▶ _WHAT YOU WILL DO_
Each line containing the word "projekcie" should be found and copied.

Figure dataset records

****************

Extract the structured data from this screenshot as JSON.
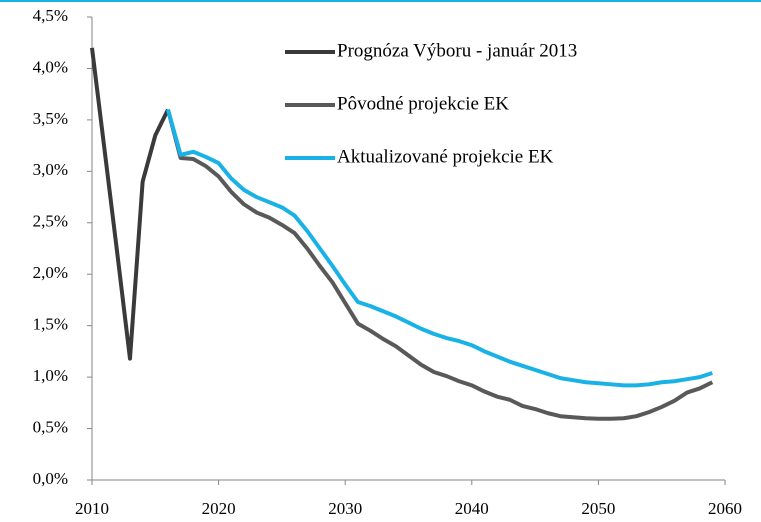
{
  "chart_data": {
    "type": "line",
    "xlim": [
      2010,
      2060
    ],
    "xticks": [
      2010,
      2020,
      2030,
      2040,
      2050,
      2060
    ],
    "ylim": [
      0,
      4.5
    ],
    "yticks": [
      {
        "value": 0,
        "label": "0,0%"
      },
      {
        "value": 0.5,
        "label": "0,5%"
      },
      {
        "value": 1,
        "label": "1,0%"
      },
      {
        "value": 1.5,
        "label": "1,5%"
      },
      {
        "value": 2,
        "label": "2,0%"
      },
      {
        "value": 2.5,
        "label": "2,5%"
      },
      {
        "value": 3,
        "label": "3,0%"
      },
      {
        "value": 3.5,
        "label": "3,5%"
      },
      {
        "value": 4,
        "label": "4,0%"
      },
      {
        "value": 4.5,
        "label": "4,5%"
      }
    ],
    "grid": false,
    "legend": "top-right",
    "series": [
      {
        "name": "Prognóza Výboru - január 2013",
        "color": "#3a3a3a",
        "x": [
          2010,
          2011,
          2012,
          2013,
          2014,
          2015,
          2016
        ],
        "values": [
          4.2,
          3.2,
          2.2,
          1.18,
          2.9,
          3.35,
          3.6
        ]
      },
      {
        "name": "Pôvodné projekcie EK",
        "color": "#595959",
        "x": [
          2016,
          2017,
          2018,
          2019,
          2020,
          2021,
          2022,
          2023,
          2024,
          2025,
          2026,
          2027,
          2028,
          2029,
          2030,
          2031,
          2032,
          2033,
          2034,
          2035,
          2036,
          2037,
          2038,
          2039,
          2040,
          2041,
          2042,
          2043,
          2044,
          2045,
          2046,
          2047,
          2048,
          2049,
          2050,
          2051,
          2052,
          2053,
          2054,
          2055,
          2056,
          2057,
          2058,
          2059
        ],
        "values": [
          3.6,
          3.13,
          3.12,
          3.05,
          2.95,
          2.8,
          2.68,
          2.6,
          2.55,
          2.48,
          2.4,
          2.25,
          2.08,
          1.92,
          1.72,
          1.52,
          1.45,
          1.37,
          1.3,
          1.21,
          1.12,
          1.05,
          1.01,
          0.96,
          0.92,
          0.86,
          0.81,
          0.78,
          0.72,
          0.69,
          0.65,
          0.62,
          0.61,
          0.6,
          0.595,
          0.595,
          0.6,
          0.62,
          0.66,
          0.71,
          0.77,
          0.85,
          0.89,
          0.95
        ]
      },
      {
        "name": "Aktualizované projekcie EK",
        "color": "#1ab2e6",
        "x": [
          2016,
          2017,
          2018,
          2019,
          2020,
          2021,
          2022,
          2023,
          2024,
          2025,
          2026,
          2027,
          2028,
          2029,
          2030,
          2031,
          2032,
          2033,
          2034,
          2035,
          2036,
          2037,
          2038,
          2039,
          2040,
          2041,
          2042,
          2043,
          2044,
          2045,
          2046,
          2047,
          2048,
          2049,
          2050,
          2051,
          2052,
          2053,
          2054,
          2055,
          2056,
          2057,
          2058,
          2059
        ],
        "values": [
          3.6,
          3.16,
          3.19,
          3.14,
          3.08,
          2.93,
          2.82,
          2.75,
          2.7,
          2.65,
          2.57,
          2.42,
          2.25,
          2.08,
          1.9,
          1.73,
          1.69,
          1.64,
          1.59,
          1.53,
          1.47,
          1.42,
          1.38,
          1.35,
          1.31,
          1.25,
          1.2,
          1.15,
          1.11,
          1.07,
          1.03,
          0.99,
          0.97,
          0.95,
          0.94,
          0.93,
          0.92,
          0.92,
          0.93,
          0.95,
          0.96,
          0.98,
          1.0,
          1.04
        ]
      }
    ]
  }
}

****************

▶ _THE RESULT_
        "name": "Pôvodné projekcie EK",
        "name": "Aktualizované projekcie EK",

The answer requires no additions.